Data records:
[START]

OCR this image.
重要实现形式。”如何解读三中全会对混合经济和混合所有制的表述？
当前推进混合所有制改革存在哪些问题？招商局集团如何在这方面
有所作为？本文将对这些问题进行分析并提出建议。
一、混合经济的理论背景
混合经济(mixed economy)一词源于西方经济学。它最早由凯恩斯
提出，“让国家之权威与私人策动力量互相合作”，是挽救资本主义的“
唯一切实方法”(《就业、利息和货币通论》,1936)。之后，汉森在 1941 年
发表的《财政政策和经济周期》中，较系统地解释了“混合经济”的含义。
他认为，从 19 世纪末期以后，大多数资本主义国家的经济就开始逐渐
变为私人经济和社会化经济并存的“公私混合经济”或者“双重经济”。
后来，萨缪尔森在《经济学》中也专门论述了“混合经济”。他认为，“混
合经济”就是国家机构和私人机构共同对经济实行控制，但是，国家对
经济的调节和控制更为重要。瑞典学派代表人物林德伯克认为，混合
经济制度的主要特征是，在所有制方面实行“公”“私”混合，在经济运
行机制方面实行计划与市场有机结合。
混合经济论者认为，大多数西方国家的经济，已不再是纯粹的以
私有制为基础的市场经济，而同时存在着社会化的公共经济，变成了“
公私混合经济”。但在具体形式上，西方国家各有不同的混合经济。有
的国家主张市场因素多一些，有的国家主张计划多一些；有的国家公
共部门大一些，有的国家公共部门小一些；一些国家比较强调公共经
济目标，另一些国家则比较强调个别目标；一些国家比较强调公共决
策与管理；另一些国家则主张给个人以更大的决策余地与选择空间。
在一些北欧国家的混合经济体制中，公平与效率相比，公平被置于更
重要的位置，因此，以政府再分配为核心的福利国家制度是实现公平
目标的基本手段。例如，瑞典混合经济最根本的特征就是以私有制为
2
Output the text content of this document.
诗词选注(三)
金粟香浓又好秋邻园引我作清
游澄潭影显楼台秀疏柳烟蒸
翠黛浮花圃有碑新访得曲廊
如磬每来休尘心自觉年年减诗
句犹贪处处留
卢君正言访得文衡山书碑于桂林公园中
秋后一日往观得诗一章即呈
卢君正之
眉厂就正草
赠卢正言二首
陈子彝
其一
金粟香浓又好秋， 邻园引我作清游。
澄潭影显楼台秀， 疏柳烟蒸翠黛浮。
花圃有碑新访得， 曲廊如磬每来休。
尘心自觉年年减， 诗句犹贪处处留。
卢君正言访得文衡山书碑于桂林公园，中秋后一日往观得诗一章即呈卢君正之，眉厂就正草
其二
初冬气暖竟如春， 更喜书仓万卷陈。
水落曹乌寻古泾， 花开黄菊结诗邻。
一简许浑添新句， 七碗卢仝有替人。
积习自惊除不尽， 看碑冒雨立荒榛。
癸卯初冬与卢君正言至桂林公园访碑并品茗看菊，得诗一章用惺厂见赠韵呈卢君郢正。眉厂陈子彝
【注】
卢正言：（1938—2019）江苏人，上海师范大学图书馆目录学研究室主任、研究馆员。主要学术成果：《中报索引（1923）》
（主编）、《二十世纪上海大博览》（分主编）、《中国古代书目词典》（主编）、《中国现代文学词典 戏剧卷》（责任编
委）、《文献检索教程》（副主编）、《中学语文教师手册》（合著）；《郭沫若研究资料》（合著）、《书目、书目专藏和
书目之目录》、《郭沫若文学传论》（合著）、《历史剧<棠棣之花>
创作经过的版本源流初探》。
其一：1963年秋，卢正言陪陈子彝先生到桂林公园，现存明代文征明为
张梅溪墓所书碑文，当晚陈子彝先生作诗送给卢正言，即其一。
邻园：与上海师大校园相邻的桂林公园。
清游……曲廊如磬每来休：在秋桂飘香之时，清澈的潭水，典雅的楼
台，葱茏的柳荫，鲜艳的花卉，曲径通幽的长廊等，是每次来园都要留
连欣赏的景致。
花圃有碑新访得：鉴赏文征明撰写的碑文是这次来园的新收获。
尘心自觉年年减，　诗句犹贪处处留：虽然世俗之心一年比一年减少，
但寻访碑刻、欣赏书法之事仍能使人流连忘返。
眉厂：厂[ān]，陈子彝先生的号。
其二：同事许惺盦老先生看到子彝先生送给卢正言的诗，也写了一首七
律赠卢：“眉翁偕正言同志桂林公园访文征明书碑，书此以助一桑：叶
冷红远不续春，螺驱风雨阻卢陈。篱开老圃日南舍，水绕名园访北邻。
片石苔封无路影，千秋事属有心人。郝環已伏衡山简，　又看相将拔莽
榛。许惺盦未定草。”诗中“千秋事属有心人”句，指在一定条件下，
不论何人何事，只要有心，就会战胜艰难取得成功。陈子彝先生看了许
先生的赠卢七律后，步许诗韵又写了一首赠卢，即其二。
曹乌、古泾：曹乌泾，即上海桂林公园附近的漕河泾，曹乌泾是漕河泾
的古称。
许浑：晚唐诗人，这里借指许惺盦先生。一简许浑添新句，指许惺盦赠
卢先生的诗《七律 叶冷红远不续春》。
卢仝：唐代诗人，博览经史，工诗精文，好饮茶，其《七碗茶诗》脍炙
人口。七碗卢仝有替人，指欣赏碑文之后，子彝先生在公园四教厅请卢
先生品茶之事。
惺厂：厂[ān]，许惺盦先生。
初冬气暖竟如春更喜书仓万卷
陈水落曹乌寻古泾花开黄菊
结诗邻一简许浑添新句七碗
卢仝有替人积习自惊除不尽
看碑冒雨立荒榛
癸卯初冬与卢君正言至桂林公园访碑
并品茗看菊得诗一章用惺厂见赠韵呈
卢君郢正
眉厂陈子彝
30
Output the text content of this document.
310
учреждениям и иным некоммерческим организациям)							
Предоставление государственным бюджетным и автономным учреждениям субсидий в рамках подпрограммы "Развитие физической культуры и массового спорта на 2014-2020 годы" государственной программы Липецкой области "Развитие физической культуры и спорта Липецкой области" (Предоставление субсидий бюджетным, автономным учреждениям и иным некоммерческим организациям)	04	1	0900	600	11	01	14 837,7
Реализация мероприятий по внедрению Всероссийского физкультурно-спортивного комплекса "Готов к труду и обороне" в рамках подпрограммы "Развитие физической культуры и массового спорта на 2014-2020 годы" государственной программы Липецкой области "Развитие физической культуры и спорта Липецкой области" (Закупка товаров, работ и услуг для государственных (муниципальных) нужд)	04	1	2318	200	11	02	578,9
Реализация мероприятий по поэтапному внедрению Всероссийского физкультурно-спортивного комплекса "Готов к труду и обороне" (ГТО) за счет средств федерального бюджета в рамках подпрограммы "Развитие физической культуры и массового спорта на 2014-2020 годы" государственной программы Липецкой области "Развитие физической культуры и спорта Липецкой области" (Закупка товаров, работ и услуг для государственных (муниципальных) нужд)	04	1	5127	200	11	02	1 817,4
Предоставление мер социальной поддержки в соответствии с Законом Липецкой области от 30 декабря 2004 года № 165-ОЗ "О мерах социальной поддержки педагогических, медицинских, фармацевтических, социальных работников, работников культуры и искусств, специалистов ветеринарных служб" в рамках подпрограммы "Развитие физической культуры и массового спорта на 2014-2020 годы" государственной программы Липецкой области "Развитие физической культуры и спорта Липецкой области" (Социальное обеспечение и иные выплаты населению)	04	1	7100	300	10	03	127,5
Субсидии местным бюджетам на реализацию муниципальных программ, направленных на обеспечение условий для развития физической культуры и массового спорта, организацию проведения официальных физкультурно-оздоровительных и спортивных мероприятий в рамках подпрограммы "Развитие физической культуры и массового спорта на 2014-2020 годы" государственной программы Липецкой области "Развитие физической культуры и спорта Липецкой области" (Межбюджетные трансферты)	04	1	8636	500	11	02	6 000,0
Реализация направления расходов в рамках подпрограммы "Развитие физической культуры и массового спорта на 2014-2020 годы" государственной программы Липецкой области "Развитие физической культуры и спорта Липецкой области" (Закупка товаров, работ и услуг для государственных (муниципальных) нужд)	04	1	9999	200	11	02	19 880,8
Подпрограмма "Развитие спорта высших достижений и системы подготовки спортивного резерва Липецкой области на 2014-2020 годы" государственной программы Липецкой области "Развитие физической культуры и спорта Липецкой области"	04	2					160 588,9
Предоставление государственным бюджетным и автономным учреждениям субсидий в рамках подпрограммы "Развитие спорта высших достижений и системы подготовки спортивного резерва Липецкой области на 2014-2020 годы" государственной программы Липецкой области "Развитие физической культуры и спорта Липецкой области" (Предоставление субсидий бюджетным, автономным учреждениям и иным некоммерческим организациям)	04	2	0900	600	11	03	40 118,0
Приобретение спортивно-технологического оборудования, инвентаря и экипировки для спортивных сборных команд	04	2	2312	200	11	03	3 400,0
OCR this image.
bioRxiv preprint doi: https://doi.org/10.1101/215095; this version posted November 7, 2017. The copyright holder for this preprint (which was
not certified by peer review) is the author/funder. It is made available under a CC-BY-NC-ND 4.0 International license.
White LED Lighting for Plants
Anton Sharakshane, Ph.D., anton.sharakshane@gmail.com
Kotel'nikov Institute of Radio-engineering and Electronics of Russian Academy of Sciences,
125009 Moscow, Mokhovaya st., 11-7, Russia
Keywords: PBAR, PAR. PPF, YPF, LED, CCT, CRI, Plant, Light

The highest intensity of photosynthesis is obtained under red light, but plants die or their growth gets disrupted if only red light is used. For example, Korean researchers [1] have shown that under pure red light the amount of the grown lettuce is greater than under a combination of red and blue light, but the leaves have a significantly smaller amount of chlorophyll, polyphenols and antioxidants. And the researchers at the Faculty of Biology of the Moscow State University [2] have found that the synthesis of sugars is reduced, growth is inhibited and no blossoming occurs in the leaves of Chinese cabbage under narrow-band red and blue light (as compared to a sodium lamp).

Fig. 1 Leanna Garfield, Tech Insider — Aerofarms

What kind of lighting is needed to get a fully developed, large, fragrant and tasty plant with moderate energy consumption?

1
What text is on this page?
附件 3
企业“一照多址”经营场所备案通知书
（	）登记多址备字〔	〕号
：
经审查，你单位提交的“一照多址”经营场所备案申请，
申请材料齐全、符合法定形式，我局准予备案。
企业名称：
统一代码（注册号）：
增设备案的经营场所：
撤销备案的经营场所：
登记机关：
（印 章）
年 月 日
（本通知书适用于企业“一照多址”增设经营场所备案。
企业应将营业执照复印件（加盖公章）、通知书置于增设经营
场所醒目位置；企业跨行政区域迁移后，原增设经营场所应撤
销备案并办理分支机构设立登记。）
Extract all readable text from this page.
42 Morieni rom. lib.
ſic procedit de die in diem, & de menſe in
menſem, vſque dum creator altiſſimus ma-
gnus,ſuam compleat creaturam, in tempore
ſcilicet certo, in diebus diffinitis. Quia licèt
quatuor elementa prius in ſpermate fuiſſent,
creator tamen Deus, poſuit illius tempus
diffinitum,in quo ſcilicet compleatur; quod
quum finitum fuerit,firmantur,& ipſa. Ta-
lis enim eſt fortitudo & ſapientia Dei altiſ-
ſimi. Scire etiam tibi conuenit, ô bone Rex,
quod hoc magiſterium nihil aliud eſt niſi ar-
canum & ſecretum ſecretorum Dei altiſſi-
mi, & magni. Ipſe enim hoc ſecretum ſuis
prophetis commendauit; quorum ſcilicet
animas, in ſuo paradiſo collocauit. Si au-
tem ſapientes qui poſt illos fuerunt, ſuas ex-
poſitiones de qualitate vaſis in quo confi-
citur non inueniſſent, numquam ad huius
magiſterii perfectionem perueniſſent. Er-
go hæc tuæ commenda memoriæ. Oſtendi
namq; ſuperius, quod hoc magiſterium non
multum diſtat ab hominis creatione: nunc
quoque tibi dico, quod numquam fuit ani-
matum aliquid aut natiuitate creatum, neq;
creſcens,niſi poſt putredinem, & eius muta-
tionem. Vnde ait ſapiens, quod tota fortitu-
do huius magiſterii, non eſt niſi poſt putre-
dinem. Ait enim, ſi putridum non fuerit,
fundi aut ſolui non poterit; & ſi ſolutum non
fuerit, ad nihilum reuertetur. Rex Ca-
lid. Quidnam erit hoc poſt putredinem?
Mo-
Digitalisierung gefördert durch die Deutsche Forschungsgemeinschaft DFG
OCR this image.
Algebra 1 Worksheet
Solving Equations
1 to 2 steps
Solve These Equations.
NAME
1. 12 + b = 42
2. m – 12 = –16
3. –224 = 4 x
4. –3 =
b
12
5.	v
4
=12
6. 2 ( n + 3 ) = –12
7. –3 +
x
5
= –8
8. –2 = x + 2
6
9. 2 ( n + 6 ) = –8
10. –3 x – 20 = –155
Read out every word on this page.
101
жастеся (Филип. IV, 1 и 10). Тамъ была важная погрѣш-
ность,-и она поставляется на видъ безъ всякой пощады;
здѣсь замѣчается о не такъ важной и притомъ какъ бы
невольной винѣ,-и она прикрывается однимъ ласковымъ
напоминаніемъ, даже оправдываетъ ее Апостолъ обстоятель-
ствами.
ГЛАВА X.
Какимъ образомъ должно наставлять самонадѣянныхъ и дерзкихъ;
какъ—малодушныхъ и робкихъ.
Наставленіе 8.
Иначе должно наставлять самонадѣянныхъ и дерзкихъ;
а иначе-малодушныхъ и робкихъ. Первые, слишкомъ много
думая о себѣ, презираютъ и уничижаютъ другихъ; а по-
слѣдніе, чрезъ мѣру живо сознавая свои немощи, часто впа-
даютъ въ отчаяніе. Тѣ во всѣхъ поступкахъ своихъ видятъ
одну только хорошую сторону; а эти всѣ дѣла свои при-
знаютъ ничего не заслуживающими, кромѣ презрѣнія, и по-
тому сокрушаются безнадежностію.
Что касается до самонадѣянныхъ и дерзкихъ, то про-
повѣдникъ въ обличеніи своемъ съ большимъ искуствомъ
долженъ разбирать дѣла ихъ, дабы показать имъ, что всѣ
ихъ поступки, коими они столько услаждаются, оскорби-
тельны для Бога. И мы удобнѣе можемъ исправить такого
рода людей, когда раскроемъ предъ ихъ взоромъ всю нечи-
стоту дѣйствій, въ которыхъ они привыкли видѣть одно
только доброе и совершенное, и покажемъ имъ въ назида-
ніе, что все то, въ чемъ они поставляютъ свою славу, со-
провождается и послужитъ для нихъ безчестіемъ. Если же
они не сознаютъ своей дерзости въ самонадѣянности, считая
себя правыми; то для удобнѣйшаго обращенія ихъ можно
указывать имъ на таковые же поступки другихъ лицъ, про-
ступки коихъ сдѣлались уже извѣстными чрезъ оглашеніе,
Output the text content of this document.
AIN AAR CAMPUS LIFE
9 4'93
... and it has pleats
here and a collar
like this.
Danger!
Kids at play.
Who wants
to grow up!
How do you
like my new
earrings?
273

[END]

Exercise: Work through the records line by line and tally those with the word "page". Report only the total.

Reply: 3